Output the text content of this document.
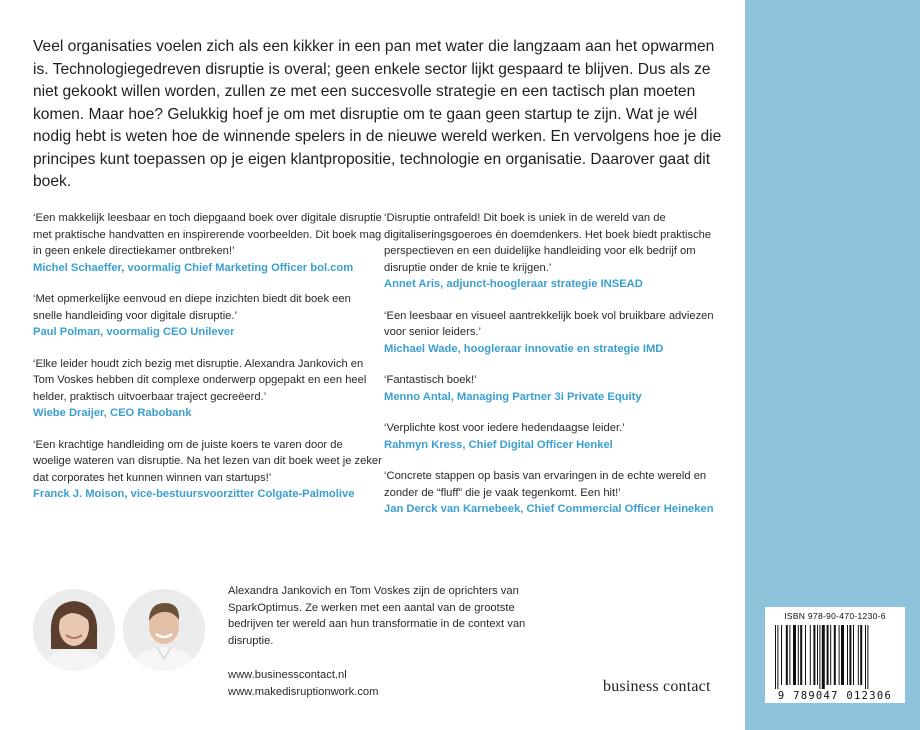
Veel organisaties voelen zich als een kikker in een pan met water die langzaam aan het opwarmen is. Technologiegedreven disruptie is overal; geen enkele sector lijkt gespaard te blijven. Dus als ze niet gekookt willen worden, zullen ze met een succesvolle strategie en een tactisch plan moeten komen. Maar hoe? Gelukkig hoef je om met disruptie om te gaan geen startup te zijn. Wat je wél nodig hebt is weten hoe de winnende spelers in de nieuwe wereld werken. En vervolgens hoe je die principes kunt toepassen op je eigen klantpropositie, technologie en organisatie. Daarover gaat dit boek.

‘Een makkelijk leesbaar en toch diepgaand boek over digitale disruptie met praktische handvatten en inspirerende voorbeelden. Dit boek mag in geen enkele directiekamer ontbreken!’

Michel Schaeffer, voormalig Chief Marketing Officer bol.com

‘Met opmerkelijke eenvoud en diepe inzichten biedt dit boek een snelle handleiding voor digitale disruptie.’

Paul Polman, voormalig CEO Unilever

‘Elke leider houdt zich bezig met disruptie. Alexandra Jankovich en Tom Voskes hebben dit complexe onderwerp opgepakt en een heel helder, praktisch uitvoerbaar traject gecreëerd.’

Wiebe Draijer, CEO Rabobank

‘Een krachtige handleiding om de juiste koers te varen door de woelige wateren van disruptie. Na het lezen van dit boek weet je zeker dat corporates het kunnen winnen van startups!’

Franck J. Moison, vice-bestuursvoorzitter Colgate-Palmolive

‘Disruptie ontrafeld! Dit boek is uniek in de wereld van de digitaliseringsgoeroes én doemdenkers. Het boek biedt praktische perspectieven en een duidelijke handleiding voor elk bedrijf om disruptie onder de knie te krijgen.’

Annet Aris, adjunct-hoogleraar strategie INSEAD

‘Een leesbaar en visueel aantrekkelijk boek vol bruikbare adviezen voor senior leiders.’

Michael Wade, hoogleraar innovatie en strategie IMD

‘Fantastisch boek!’

Menno Antal, Managing Partner 3i Private Equity

‘Verplichte kost voor iedere hedendaagse leider.’

Rahmyn Kress, Chief Digital Officer Henkel

‘Concrete stappen op basis van ervaringen in de echte wereld en zonder de “fluff” die je vaak tegenkomt. Een hit!’

Jan Derck van Karnebeek, Chief Commercial Officer Heineken

Alexandra Jankovich en Tom Voskes zijn de oprichters van SparkOptimus. Ze werken met een aantal van de grootste bedrijven ter wereld aan hun transformatie in de context van disruptie.

www.businesscontact.nl
www.makedisruptionwork.com	business contact
ISBN 978-90-470-1230-6
9 789047 012306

────────────────────

(Instructions to follow) List every line above that contains the word "Voskes".

(Exercise response)
‘Elke leider houdt zich bezig met disruptie. Alexandra Jankovich en Tom Voskes hebben dit complexe onderwerp opgepakt en een heel helder, praktisch uitvoerbaar traject gecreëerd.’
Alexandra Jankovich en Tom Voskes zijn de oprichters van SparkOptimus. Ze werken met een aantal van de grootste bedrijven ter wereld aan hun transformatie in de context van disruptie.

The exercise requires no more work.